WRITTEN TASK :: Pictures should be excluded; otherwise, copy every entry exactly.

Extracted data entries
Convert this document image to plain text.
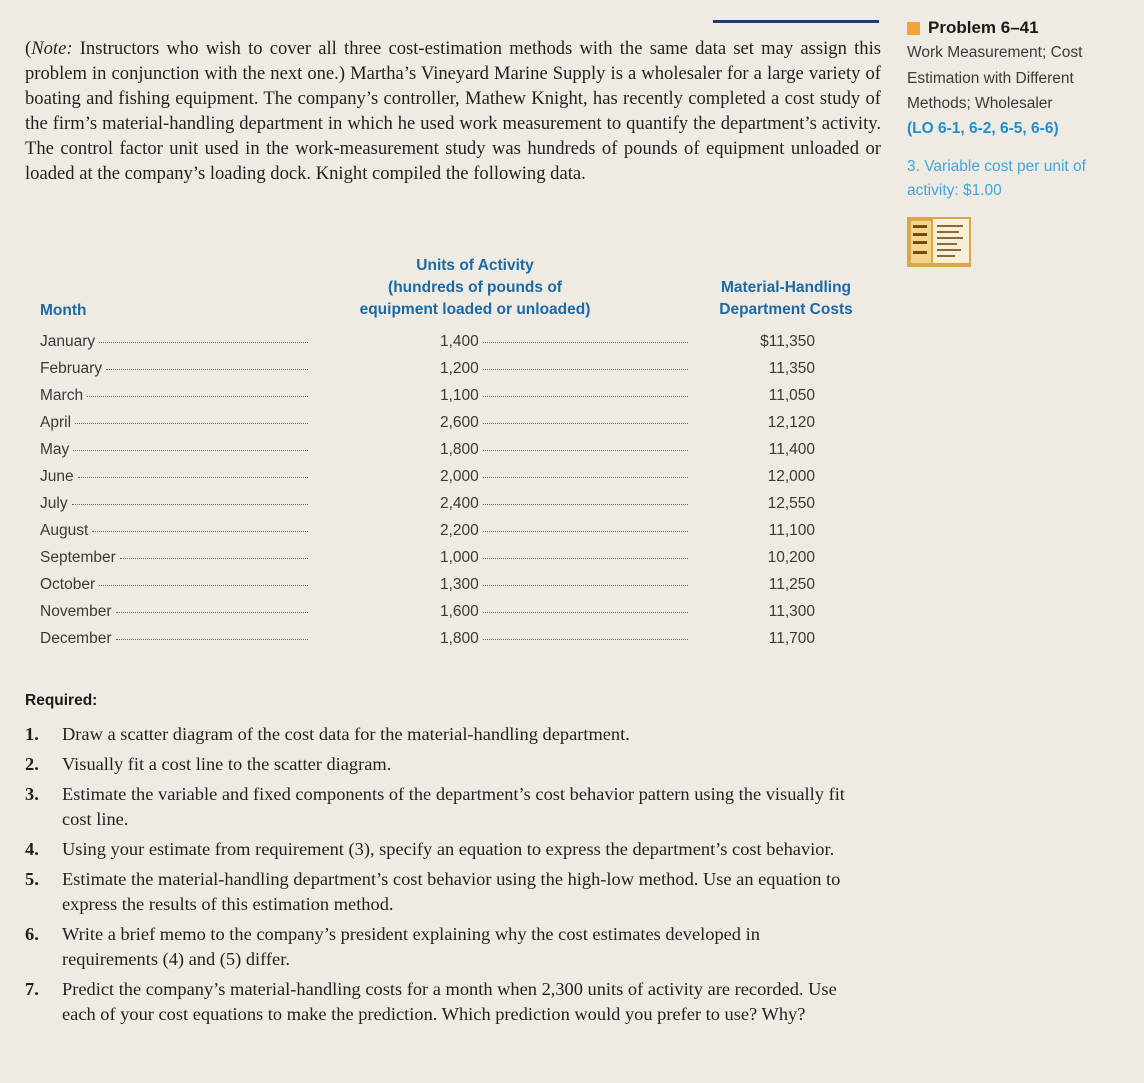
(Note: Instructors who wish to cover all three cost-estimation methods with the same data set may assign this problem in conjunction with the next one.) Martha’s Vineyard Marine Supply is a wholesaler for a large variety of boating and fishing equipment. The company’s controller, Mathew Knight, has recently completed a cost study of the firm’s material-handling department in which he used work measurement to quantify the department’s activity. The control factor unit used in the work-measurement study was hundreds of pounds of equipment unloaded or loaded at the company’s loading dock. Knight compiled the following data.

Problem 6–41
Work Measurement; Cost Estimation with Different Methods; Wholesaler
(LO 6-1, 6-2, 6-5, 6-6)
3. Variable cost per unit of activity: $1.00
Month
Units of Activity
(hundreds of pounds of
equipment loaded or unloaded)
Material-Handling
Department Costs
January	1,400	$11,350
February	1,200	11,350
March	1,100	11,050
April	2,600	12,120
May	1,800	11,400
June	2,000	12,000
July	2,400	12,550
August	2,200	11,100
September	1,000	10,200
October	1,300	11,250
November	1,600	11,300
December	1,800	11,700
Required:
1.	Draw a scatter diagram of the cost data for the material-handling department.
2.	Visually fit a cost line to the scatter diagram.
3.	Estimate the variable and fixed components of the department’s cost behavior pattern using the visually fit cost line.
4.	Using your estimate from requirement (3), specify an equation to express the department’s cost behavior.
5.	Estimate the material-handling department’s cost behavior using the high-low method. Use an equation to express the results of this estimation method.
6.	Write a brief memo to the company’s president explaining why the cost estimates developed in requirements (4) and (5) differ.
7.	Predict the company’s material-handling costs for a month when 2,300 units of activity are recorded. Use each of your cost equations to make the prediction. Which prediction would you prefer to use? Why?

RESULT FOR THIS TASK ::
Convert this document image to plain text.
(Note: Instructors who wish to cover all three cost-estimation methods with the same data set may assign this problem in conjunction with the next one.) Martha’s Vineyard Marine Supply is a wholesaler for a large variety of boating and fishing equipment. The company’s controller, Mathew Knight, has recently completed a cost study of the firm’s material-handling department in which he used work measurement to quantify the department’s activity. The control factor unit used in the work-measurement study was hundreds of pounds of equipment unloaded or loaded at the company’s loading dock. Knight compiled the following data.

Problem 6–41
Work Measurement; Cost Estimation with Different Methods; Wholesaler
(LO 6-1, 6-2, 6-5, 6-6)
3. Variable cost per unit of activity: $1.00
Month
Units of Activity
(hundreds of pounds of
equipment loaded or unloaded)
Material-Handling
Department Costs
January	1,400	$11,350
February	1,200	11,350
March	1,100	11,050
April	2,600	12,120
May	1,800	11,400
June	2,000	12,000
July	2,400	12,550
August	2,200	11,100
September	1,000	10,200
October	1,300	11,250
November	1,600	11,300
December	1,800	11,700
Required:
1.	Draw a scatter diagram of the cost data for the material-handling department.
2.	Visually fit a cost line to the scatter diagram.
3.	Estimate the variable and fixed components of the department’s cost behavior pattern using the visually fit cost line.
4.	Using your estimate from requirement (3), specify an equation to express the department’s cost behavior.
5.	Estimate the material-handling department’s cost behavior using the high-low method. Use an equation to express the results of this estimation method.
6.	Write a brief memo to the company’s president explaining why the cost estimates developed in requirements (4) and (5) differ.
7.	Predict the company’s material-handling costs for a month when 2,300 units of activity are recorded. Use each of your cost equations to make the prediction. Which prediction would you prefer to use? Why?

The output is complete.